[Recorded data]
==*==

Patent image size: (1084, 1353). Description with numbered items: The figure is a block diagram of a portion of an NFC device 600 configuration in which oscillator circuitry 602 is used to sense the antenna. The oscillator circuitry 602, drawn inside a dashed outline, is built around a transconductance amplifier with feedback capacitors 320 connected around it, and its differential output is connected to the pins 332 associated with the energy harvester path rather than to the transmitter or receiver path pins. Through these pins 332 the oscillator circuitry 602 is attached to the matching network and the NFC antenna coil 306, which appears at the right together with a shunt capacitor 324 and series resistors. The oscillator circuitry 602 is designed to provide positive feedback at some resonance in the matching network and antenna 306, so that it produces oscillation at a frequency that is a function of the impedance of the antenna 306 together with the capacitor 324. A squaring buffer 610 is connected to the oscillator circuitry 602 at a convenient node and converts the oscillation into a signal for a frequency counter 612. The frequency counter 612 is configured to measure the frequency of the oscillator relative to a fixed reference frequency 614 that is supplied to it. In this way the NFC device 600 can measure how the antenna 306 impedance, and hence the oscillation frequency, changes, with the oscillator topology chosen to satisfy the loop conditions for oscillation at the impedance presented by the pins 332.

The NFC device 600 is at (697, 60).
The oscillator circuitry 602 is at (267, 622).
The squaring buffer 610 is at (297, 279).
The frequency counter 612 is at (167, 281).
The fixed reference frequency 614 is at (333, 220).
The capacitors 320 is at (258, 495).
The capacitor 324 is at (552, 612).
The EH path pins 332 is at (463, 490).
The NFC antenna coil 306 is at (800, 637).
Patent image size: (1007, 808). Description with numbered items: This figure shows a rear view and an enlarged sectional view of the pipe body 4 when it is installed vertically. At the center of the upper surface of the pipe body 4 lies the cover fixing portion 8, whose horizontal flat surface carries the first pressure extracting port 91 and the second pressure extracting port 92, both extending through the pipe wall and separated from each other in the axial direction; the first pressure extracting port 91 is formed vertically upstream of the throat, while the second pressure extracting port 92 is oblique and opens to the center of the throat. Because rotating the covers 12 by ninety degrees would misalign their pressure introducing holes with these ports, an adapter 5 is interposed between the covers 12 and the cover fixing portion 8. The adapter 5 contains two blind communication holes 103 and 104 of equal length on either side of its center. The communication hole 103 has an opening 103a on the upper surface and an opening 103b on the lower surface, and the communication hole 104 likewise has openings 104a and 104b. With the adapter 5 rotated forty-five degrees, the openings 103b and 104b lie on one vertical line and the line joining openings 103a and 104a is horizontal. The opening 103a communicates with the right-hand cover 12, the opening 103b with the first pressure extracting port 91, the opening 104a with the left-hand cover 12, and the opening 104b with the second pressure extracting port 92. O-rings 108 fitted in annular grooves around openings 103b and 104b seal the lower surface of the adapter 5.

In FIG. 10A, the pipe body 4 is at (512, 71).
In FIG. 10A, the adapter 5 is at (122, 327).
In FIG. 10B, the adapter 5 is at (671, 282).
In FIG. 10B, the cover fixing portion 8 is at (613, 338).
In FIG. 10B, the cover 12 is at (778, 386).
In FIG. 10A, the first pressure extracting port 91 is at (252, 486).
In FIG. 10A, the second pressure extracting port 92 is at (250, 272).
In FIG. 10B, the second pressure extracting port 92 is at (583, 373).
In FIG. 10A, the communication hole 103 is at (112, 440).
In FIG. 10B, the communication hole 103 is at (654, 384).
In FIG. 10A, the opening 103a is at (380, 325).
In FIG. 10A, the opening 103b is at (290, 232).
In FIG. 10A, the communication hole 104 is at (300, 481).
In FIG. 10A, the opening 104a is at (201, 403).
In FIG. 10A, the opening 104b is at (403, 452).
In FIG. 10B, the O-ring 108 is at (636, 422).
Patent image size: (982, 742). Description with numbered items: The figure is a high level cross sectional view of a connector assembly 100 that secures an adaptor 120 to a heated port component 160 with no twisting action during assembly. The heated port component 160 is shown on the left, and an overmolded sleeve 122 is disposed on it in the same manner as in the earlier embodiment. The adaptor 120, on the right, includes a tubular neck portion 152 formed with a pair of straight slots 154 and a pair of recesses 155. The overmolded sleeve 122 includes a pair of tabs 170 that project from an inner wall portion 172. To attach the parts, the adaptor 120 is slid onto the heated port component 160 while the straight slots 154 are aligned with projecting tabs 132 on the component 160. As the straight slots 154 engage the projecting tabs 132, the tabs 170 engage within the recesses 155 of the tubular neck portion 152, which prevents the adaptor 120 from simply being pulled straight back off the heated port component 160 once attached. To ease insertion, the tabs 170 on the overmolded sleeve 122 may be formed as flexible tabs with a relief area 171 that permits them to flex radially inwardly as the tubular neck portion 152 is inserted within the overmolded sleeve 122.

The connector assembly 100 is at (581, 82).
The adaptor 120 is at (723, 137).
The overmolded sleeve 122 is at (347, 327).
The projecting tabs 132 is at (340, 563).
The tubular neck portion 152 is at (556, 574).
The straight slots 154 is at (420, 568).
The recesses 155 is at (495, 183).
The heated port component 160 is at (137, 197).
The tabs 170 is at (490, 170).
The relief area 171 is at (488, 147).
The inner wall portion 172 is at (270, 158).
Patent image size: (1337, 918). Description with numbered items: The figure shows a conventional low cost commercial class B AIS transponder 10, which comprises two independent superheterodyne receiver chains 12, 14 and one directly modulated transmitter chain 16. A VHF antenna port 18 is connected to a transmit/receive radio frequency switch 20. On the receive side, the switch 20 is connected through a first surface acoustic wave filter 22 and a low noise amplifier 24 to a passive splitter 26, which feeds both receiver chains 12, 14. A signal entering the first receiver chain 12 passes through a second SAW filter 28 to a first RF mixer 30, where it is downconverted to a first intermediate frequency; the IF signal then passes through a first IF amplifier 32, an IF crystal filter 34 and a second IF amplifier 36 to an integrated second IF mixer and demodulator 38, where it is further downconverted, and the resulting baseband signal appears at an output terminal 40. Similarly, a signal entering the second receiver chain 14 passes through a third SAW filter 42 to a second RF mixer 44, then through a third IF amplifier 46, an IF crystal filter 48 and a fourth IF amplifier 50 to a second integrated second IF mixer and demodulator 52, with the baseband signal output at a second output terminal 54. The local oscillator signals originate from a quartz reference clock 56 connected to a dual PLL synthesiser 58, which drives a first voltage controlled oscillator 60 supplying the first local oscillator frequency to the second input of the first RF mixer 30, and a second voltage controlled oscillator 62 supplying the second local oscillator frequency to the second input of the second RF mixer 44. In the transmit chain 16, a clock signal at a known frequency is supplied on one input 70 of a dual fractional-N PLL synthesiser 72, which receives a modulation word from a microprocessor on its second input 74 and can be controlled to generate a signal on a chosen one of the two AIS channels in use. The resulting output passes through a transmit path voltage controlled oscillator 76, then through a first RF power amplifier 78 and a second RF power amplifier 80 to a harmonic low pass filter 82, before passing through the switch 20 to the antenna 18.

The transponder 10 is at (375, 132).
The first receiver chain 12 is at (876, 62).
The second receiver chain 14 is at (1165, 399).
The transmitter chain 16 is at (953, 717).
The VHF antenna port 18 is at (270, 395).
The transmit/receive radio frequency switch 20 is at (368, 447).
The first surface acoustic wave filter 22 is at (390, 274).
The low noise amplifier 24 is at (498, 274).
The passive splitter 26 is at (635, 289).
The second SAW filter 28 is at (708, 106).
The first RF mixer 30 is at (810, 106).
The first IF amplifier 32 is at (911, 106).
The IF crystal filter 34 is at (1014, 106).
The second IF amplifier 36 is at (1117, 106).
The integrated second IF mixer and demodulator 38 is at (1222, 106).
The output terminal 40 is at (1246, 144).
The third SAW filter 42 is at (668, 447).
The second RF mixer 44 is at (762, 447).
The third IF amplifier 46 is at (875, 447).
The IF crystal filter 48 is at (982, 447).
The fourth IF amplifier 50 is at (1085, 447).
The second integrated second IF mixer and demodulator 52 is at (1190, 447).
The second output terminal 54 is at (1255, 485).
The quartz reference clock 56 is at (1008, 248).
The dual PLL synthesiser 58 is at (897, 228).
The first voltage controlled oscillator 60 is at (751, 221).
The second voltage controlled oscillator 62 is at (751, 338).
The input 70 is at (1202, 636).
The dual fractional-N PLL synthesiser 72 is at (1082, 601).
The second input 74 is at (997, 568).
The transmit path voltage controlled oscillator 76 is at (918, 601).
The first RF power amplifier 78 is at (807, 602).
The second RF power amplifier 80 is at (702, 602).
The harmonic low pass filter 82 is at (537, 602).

==*==

■ YOUR INSTRUCTIONS
Write out the items word for word, from the first line through the line containing "The NFC antenna coil 306 is at (800, 637).", with both ends included.

■ SOLUTION FOR THIS TASK
Patent image size: (1084, 1353). Description with numbered items: The figure is a block diagram of a portion of an NFC device 600 configuration in which oscillator circuitry 602 is used to sense the antenna. The oscillator circuitry 602, drawn inside a dashed outline, is built around a transconductance amplifier with feedback capacitors 320 connected around it, and its differential output is connected to the pins 332 associated with the energy harvester path rather than to the transmitter or receiver path pins. Through these pins 332 the oscillator circuitry 602 is attached to the matching network and the NFC antenna coil 306, which appears at the right together with a shunt capacitor 324 and series resistors. The oscillator circuitry 602 is designed to provide positive feedback at some resonance in the matching network and antenna 306, so that it produces oscillation at a frequency that is a function of the impedance of the antenna 306 together with the capacitor 324. A squaring buffer 610 is connected to the oscillator circuitry 602 at a convenient node and converts the oscillation into a signal for a frequency counter 612. The frequency counter 612 is configured to measure the frequency of the oscillator relative to a fixed reference frequency 614 that is supplied to it. In this way the NFC device 600 can measure how the antenna 306 impedance, and hence the oscillation frequency, changes, with the oscillator topology chosen to satisfy the loop conditions for oscillation at the impedance presented by the pins 332.

The NFC device 600 is at (697, 60).
The oscillator circuitry 602 is at (267, 622).
The squaring buffer 610 is at (297, 279).
The frequency counter 612 is at (167, 281).
The fixed reference frequency 614 is at (333, 220).
The capacitors 320 is at (258, 495).
The capacitor 324 is at (552, 612).
The EH path pins 332 is at (463, 490).
The NFC antenna coil 306 is at (800, 637).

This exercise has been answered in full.